**Problem:** Copy out all lines with the word "JSON" in them.
=======
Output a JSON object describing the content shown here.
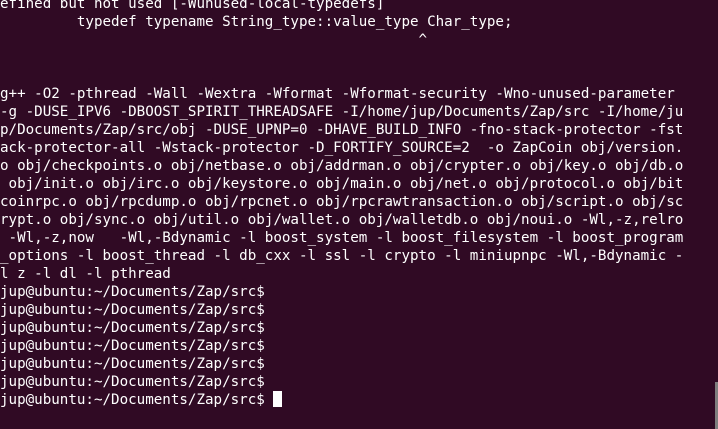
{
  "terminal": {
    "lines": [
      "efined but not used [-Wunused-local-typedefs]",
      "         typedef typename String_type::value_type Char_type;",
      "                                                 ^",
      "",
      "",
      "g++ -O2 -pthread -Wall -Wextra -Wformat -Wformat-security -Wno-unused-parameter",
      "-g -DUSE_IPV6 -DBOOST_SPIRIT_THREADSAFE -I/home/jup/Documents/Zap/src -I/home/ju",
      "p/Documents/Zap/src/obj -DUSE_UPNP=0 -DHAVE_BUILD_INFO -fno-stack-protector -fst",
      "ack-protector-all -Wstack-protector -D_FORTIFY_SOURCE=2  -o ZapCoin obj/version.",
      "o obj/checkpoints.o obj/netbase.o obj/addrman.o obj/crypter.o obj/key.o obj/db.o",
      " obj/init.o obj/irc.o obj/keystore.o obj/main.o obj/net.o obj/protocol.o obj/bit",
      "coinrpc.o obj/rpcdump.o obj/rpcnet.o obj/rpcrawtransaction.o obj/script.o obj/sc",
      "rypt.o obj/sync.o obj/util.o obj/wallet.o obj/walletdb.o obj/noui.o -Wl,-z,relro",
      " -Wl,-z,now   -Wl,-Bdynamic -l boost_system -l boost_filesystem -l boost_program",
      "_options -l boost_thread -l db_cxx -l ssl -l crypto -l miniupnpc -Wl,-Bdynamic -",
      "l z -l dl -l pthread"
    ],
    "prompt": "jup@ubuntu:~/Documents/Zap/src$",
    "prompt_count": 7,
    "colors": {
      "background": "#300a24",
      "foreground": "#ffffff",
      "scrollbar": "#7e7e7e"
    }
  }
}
=======
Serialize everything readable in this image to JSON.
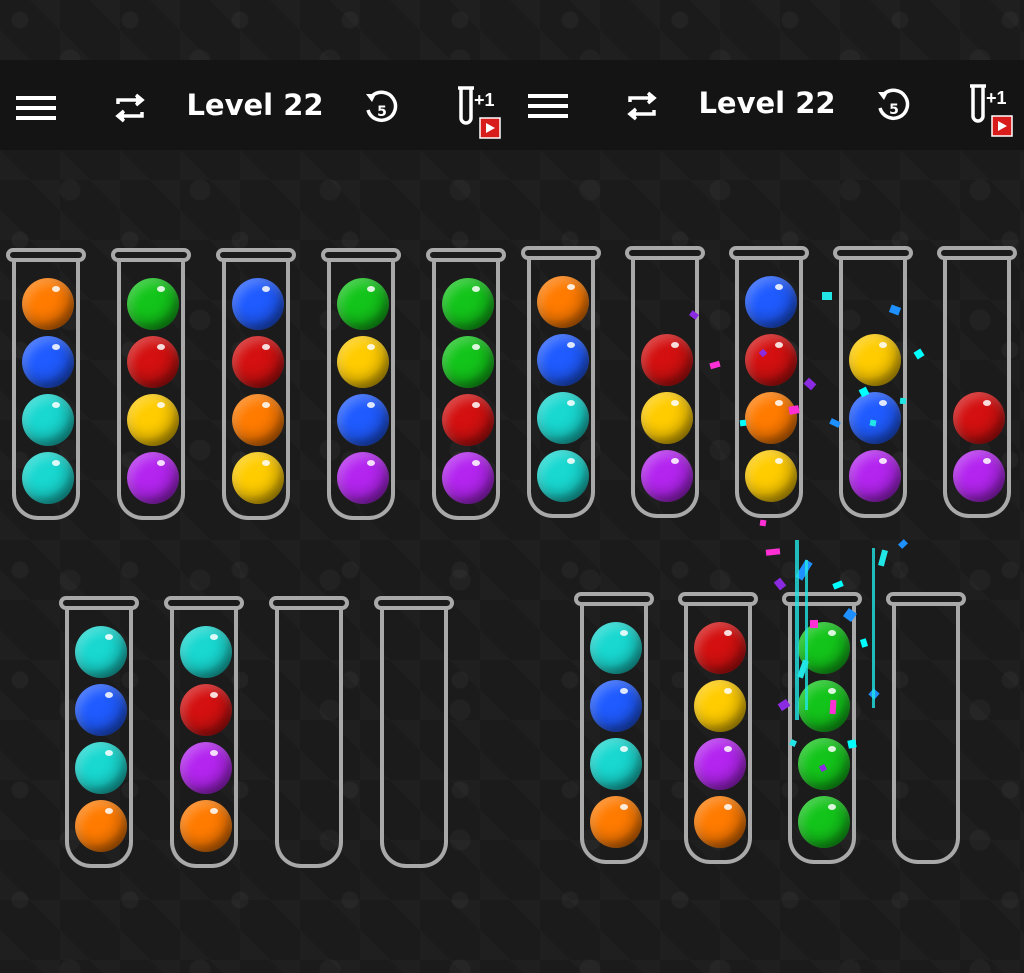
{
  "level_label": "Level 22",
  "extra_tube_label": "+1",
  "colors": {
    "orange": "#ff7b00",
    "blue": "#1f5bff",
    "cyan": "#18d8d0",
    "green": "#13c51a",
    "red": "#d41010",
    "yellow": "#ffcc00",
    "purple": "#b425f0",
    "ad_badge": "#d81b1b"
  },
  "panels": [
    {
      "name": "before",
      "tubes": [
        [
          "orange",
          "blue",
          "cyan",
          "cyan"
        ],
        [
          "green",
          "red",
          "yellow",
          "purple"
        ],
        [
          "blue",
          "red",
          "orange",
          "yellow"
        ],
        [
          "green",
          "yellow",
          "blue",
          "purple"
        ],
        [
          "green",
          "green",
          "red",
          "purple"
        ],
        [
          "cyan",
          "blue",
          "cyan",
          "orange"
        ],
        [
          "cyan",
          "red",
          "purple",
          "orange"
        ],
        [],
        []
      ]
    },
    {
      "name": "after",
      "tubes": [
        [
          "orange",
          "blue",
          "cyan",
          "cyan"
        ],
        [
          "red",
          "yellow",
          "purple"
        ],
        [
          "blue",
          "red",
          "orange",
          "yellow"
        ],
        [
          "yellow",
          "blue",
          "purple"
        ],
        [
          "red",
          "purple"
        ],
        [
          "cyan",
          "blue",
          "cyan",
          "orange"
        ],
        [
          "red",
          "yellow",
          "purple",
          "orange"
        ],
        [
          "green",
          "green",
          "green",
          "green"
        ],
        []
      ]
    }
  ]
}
=======
**Complete output:**
Output a JSON object describing the content shown here.
Serialize everything readable in this image to JSON.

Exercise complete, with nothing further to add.